— begin —

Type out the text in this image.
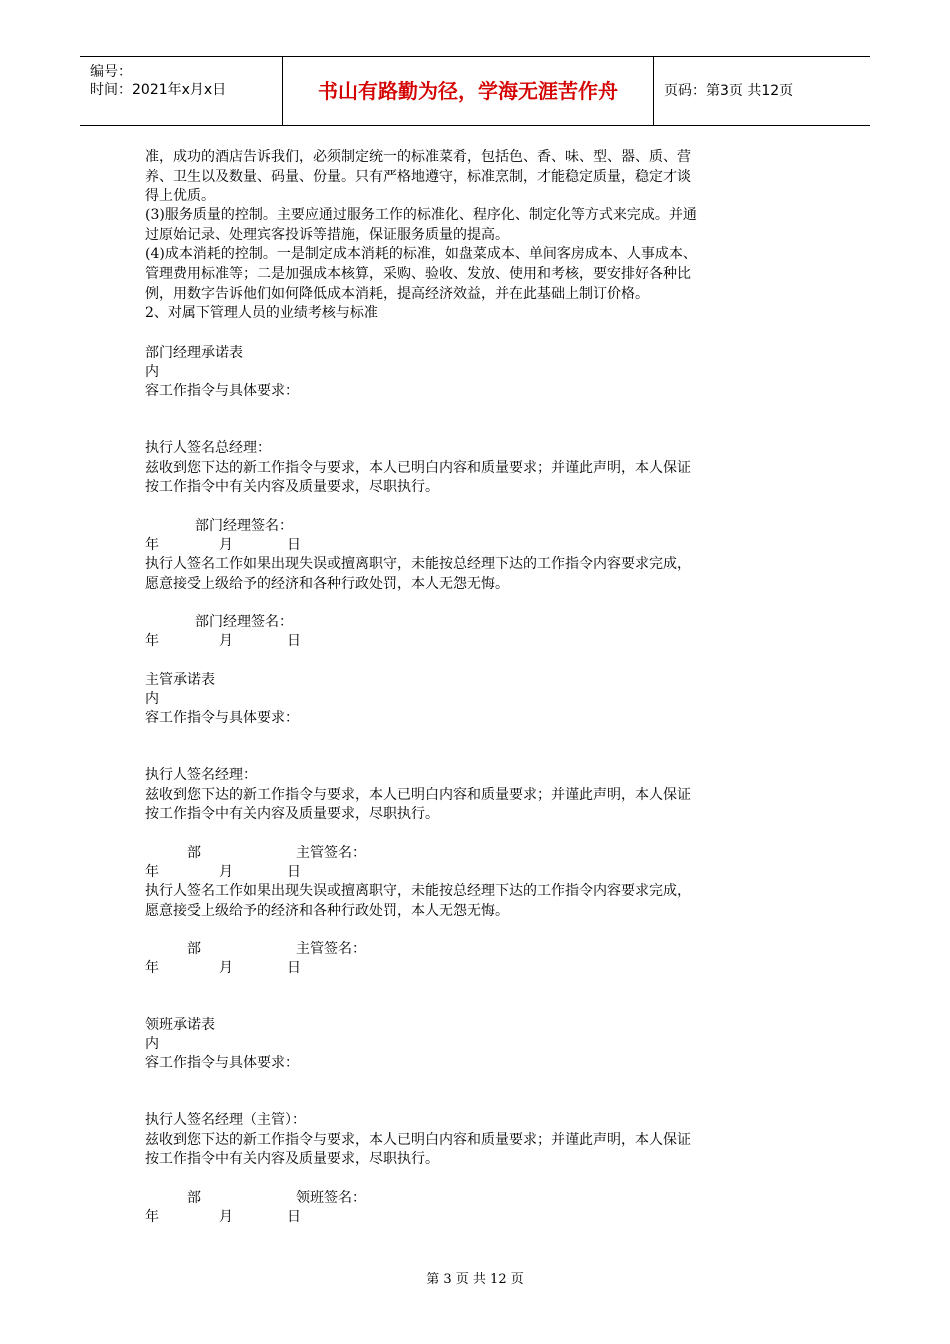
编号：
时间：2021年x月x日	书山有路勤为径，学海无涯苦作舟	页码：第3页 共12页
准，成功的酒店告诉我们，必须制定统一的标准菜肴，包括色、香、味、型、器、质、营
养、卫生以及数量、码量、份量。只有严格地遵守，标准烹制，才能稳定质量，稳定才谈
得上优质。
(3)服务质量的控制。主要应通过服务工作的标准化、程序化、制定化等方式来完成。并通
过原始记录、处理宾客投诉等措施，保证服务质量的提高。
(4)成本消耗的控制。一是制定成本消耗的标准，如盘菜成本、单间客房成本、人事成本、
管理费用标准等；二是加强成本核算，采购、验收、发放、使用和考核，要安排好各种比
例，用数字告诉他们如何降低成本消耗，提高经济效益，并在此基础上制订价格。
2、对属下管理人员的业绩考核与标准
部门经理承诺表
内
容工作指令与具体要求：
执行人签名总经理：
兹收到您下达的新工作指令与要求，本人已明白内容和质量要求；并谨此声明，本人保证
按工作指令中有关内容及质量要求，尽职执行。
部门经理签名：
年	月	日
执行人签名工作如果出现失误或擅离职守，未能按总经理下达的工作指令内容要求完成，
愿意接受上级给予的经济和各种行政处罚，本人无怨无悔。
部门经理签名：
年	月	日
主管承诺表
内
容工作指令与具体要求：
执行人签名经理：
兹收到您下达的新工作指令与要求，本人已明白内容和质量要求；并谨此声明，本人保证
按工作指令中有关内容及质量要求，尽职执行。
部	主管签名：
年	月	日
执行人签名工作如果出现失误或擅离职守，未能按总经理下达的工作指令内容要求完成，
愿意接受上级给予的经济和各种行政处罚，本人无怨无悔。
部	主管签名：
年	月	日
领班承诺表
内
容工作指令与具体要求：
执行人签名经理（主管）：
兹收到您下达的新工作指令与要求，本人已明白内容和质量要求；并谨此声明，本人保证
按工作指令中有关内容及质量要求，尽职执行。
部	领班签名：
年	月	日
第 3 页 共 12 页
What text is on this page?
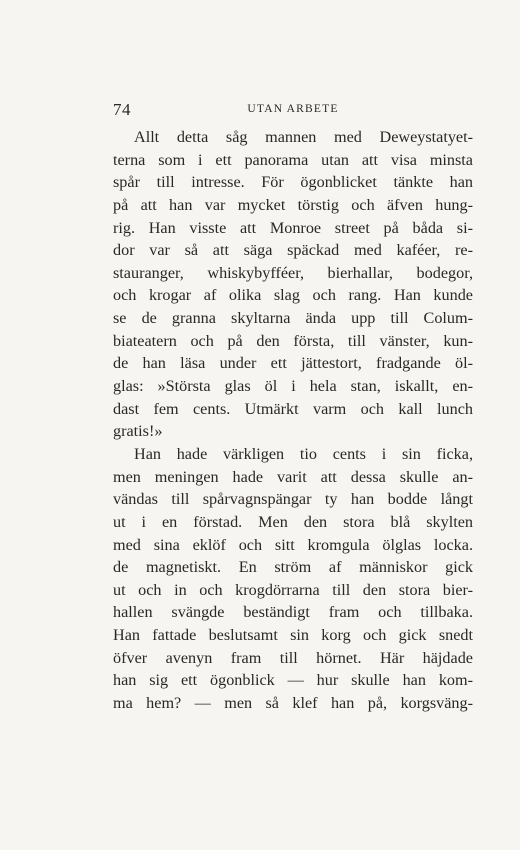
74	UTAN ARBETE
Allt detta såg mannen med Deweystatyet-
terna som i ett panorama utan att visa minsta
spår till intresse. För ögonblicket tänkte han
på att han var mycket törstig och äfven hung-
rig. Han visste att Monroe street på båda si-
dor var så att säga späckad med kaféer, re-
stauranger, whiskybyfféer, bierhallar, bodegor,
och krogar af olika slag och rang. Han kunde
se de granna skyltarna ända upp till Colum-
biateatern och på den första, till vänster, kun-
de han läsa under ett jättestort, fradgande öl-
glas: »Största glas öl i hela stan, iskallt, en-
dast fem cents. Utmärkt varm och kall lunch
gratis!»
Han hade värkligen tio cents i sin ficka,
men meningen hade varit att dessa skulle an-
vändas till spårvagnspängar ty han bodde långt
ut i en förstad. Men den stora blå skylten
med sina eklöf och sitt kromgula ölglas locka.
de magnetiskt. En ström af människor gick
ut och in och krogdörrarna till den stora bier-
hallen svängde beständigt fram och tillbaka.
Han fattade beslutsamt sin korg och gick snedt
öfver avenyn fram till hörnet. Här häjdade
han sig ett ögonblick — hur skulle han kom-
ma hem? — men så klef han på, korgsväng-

— end —

SHORT TASK: Every entry must be reproduced exactly, with the images left out.

SOLUTION TO THIS TASK:
Type out the text in this image.
编号：
时间：2021年x月x日	书山有路勤为径，学海无涯苦作舟	页码：第3页 共12页
准，成功的酒店告诉我们，必须制定统一的标准菜肴，包括色、香、味、型、器、质、营
养、卫生以及数量、码量、份量。只有严格地遵守，标准烹制，才能稳定质量，稳定才谈
得上优质。
(3)服务质量的控制。主要应通过服务工作的标准化、程序化、制定化等方式来完成。并通
过原始记录、处理宾客投诉等措施，保证服务质量的提高。
(4)成本消耗的控制。一是制定成本消耗的标准，如盘菜成本、单间客房成本、人事成本、
管理费用标准等；二是加强成本核算，采购、验收、发放、使用和考核，要安排好各种比
例，用数字告诉他们如何降低成本消耗，提高经济效益，并在此基础上制订价格。
2、对属下管理人员的业绩考核与标准
部门经理承诺表
内
容工作指令与具体要求：
执行人签名总经理：
兹收到您下达的新工作指令与要求，本人已明白内容和质量要求；并谨此声明，本人保证
按工作指令中有关内容及质量要求，尽职执行。
部门经理签名：
年	月	日
执行人签名工作如果出现失误或擅离职守，未能按总经理下达的工作指令内容要求完成，
愿意接受上级给予的经济和各种行政处罚，本人无怨无悔。
部门经理签名：
年	月	日
主管承诺表
内
容工作指令与具体要求：
执行人签名经理：
兹收到您下达的新工作指令与要求，本人已明白内容和质量要求；并谨此声明，本人保证
按工作指令中有关内容及质量要求，尽职执行。
部	主管签名：
年	月	日
执行人签名工作如果出现失误或擅离职守，未能按总经理下达的工作指令内容要求完成，
愿意接受上级给予的经济和各种行政处罚，本人无怨无悔。
部	主管签名：
年	月	日
领班承诺表
内
容工作指令与具体要求：
执行人签名经理（主管）：
兹收到您下达的新工作指令与要求，本人已明白内容和质量要求；并谨此声明，本人保证
按工作指令中有关内容及质量要求，尽职执行。
部	领班签名：
年	月	日
第 3 页 共 12 页
What text is on this page?
74	UTAN ARBETE
Allt detta såg mannen med Deweystatyet-
terna som i ett panorama utan att visa minsta
spår till intresse. För ögonblicket tänkte han
på att han var mycket törstig och äfven hung-
rig. Han visste att Monroe street på båda si-
dor var så att säga späckad med kaféer, re-
stauranger, whiskybyfféer, bierhallar, bodegor,
och krogar af olika slag och rang. Han kunde
se de granna skyltarna ända upp till Colum-
biateatern och på den första, till vänster, kun-
de han läsa under ett jättestort, fradgande öl-
glas: »Största glas öl i hela stan, iskallt, en-
dast fem cents. Utmärkt varm och kall lunch
gratis!»
Han hade värkligen tio cents i sin ficka,
men meningen hade varit att dessa skulle an-
vändas till spårvagnspängar ty han bodde långt
ut i en förstad. Men den stora blå skylten
med sina eklöf och sitt kromgula ölglas locka.
de magnetiskt. En ström af människor gick
ut och in och krogdörrarna till den stora bier-
hallen svängde beständigt fram och tillbaka.
Han fattade beslutsamt sin korg och gick snedt
öfver avenyn fram till hörnet. Här häjdade
han sig ett ögonblick — hur skulle han kom-
ma hem? — men så klef han på, korgsväng-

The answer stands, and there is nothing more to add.